(Dataset entries)
>> Begin

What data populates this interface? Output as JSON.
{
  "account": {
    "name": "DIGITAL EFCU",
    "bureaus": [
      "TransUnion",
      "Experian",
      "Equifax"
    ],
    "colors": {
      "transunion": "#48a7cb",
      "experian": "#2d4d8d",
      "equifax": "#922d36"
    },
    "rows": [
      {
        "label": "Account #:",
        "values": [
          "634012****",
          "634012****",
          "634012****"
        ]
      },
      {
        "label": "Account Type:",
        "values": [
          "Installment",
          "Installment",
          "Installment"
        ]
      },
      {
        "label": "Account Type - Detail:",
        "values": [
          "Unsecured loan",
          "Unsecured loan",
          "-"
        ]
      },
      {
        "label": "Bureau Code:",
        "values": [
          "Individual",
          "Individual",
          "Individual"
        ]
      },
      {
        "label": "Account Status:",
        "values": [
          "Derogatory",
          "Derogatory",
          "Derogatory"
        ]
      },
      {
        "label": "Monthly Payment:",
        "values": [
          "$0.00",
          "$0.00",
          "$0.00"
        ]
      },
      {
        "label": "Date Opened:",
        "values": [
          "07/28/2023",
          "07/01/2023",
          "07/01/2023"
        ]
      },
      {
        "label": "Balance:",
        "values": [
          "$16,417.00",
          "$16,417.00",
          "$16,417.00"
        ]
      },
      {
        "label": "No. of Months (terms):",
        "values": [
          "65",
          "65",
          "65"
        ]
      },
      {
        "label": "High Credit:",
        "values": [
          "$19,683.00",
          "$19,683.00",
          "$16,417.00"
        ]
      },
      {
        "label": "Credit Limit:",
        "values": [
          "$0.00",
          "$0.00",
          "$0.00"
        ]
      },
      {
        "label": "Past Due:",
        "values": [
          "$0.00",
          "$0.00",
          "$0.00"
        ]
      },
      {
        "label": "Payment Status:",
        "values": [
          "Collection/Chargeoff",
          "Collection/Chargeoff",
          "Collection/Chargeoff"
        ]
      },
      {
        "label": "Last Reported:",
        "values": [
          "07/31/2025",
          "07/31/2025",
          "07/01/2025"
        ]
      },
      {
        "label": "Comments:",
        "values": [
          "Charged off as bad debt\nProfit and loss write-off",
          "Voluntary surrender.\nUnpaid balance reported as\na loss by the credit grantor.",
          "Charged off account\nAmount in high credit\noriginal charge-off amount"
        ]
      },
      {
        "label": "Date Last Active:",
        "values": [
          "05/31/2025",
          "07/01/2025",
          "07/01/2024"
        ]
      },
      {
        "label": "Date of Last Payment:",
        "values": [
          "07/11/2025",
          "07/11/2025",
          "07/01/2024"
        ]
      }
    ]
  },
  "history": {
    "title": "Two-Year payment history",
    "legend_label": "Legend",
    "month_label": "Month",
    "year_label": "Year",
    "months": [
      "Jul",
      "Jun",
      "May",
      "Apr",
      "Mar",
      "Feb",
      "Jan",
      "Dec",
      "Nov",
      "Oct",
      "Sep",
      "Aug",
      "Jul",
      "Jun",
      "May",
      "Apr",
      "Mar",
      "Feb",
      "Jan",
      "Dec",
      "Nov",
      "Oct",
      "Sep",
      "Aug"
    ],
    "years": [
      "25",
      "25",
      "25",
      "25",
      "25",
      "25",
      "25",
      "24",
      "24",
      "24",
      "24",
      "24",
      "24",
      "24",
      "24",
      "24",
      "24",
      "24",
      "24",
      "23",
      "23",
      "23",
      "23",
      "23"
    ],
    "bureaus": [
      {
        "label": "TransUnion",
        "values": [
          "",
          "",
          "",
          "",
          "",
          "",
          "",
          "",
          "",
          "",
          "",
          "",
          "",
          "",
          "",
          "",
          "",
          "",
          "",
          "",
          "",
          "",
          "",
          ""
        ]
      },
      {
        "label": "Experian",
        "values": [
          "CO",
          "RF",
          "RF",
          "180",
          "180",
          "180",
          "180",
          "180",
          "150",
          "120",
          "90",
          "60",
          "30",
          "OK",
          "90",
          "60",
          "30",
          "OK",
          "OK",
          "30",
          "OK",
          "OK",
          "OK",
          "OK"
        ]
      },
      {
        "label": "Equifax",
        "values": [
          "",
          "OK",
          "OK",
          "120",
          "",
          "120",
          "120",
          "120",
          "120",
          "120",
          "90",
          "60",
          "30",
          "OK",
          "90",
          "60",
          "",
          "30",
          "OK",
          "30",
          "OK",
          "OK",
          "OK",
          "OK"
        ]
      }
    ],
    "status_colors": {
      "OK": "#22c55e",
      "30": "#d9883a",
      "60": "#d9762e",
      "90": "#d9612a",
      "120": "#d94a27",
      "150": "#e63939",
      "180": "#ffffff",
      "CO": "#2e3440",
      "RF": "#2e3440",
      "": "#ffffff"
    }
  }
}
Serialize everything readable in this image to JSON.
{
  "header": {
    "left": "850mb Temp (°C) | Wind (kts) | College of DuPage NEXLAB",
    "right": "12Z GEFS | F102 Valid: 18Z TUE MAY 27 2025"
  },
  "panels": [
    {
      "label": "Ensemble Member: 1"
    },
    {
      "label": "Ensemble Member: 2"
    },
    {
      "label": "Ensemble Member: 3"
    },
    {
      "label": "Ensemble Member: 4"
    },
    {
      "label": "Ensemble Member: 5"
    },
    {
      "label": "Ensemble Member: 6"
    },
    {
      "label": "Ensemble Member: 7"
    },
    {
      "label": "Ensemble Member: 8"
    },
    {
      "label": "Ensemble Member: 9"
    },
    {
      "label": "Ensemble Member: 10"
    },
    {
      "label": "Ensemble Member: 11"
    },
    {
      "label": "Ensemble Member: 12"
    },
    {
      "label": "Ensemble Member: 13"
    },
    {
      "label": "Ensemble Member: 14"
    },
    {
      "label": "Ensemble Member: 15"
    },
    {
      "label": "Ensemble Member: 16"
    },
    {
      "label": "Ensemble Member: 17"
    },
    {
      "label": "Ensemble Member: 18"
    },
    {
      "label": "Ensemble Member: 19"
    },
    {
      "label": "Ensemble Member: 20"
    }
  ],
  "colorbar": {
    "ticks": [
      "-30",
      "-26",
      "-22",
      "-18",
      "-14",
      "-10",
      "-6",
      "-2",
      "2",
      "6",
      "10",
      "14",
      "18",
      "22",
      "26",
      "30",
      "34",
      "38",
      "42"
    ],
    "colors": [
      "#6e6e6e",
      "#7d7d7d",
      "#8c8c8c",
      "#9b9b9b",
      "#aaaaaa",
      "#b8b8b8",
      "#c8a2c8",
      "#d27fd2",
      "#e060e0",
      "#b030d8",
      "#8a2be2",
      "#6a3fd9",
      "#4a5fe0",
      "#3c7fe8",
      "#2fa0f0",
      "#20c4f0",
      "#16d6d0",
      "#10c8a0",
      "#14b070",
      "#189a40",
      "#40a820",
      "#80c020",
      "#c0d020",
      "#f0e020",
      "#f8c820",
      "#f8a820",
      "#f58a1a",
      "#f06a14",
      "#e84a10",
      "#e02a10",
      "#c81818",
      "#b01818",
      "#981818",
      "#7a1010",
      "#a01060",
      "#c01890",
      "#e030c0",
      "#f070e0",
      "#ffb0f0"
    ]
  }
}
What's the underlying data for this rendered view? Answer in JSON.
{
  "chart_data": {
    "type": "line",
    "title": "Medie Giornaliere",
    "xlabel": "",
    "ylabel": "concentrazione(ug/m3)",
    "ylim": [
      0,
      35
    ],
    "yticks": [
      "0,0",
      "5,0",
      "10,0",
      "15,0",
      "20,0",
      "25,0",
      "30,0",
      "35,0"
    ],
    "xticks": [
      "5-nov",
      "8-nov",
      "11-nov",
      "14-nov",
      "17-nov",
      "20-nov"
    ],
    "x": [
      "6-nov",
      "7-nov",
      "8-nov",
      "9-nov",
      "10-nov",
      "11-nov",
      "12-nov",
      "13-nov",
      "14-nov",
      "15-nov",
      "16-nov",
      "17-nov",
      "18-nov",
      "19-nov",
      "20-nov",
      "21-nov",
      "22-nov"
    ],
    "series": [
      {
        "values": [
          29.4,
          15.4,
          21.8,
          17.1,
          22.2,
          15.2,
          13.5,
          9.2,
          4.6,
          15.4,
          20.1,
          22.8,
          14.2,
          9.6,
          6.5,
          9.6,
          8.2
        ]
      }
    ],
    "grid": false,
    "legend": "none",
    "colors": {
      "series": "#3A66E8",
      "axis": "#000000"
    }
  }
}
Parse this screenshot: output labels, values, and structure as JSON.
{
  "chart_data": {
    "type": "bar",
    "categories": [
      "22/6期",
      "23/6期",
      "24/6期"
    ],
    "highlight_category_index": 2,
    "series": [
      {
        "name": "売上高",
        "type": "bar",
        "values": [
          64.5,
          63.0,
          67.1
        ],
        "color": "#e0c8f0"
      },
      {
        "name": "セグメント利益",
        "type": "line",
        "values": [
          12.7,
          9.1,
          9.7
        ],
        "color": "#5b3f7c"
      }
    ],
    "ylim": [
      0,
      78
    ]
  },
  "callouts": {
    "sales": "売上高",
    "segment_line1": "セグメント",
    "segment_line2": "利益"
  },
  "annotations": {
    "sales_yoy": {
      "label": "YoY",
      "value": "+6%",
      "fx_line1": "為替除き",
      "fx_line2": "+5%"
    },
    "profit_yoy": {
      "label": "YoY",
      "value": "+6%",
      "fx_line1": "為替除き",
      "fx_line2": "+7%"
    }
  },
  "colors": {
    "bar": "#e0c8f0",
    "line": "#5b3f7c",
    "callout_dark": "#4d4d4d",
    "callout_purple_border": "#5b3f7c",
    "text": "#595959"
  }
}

>> End

Your objective: All lines from the one with "Parse this screenshot: output" through the final line above are to be quoted exactly; quote no other line.

Completed exercise:
Parse this screenshot: output labels, values, and structure as JSON.
{
  "chart_data": {
    "type": "bar",
    "categories": [
      "22/6期",
      "23/6期",
      "24/6期"
    ],
    "highlight_category_index": 2,
    "series": [
      {
        "name": "売上高",
        "type": "bar",
        "values": [
          64.5,
          63.0,
          67.1
        ],
        "color": "#e0c8f0"
      },
      {
        "name": "セグメント利益",
        "type": "line",
        "values": [
          12.7,
          9.1,
          9.7
        ],
        "color": "#5b3f7c"
      }
    ],
    "ylim": [
      0,
      78
    ]
  },
  "callouts": {
    "sales": "売上高",
    "segment_line1": "セグメント",
    "segment_line2": "利益"
  },
  "annotations": {
    "sales_yoy": {
      "label": "YoY",
      "value": "+6%",
      "fx_line1": "為替除き",
      "fx_line2": "+5%"
    },
    "profit_yoy": {
      "label": "YoY",
      "value": "+6%",
      "fx_line1": "為替除き",
      "fx_line2": "+7%"
    }
  },
  "colors": {
    "bar": "#e0c8f0",
    "line": "#5b3f7c",
    "callout_dark": "#4d4d4d",
    "callout_purple_border": "#5b3f7c",
    "text": "#595959"
  }
}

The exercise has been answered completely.